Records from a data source

○ ○ ○ ○ ○ ○ ○

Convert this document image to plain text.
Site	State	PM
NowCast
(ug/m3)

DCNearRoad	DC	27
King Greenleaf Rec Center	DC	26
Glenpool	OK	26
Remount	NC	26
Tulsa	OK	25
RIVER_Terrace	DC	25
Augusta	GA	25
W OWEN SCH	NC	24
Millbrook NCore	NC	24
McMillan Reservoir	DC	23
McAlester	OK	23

○ ○ ○ ○ ○ ○ ○

[INSTRUCTIONS TO FOLLOW] Go through the listing and print each line exactly as it appears.

[RESULT FOR THIS EXERCISE]
Convert this document image to plain text.
Site	State	PM
NowCast
(ug/m3)

DCNearRoad	DC	27
King Greenleaf Rec Center	DC	26
Glenpool	OK	26
Remount	NC	26
Tulsa	OK	25
RIVER_Terrace	DC	25
Augusta	GA	25
W OWEN SCH	NC	24
Millbrook NCore	NC	24
McMillan Reservoir	DC	23
McAlester	OK	23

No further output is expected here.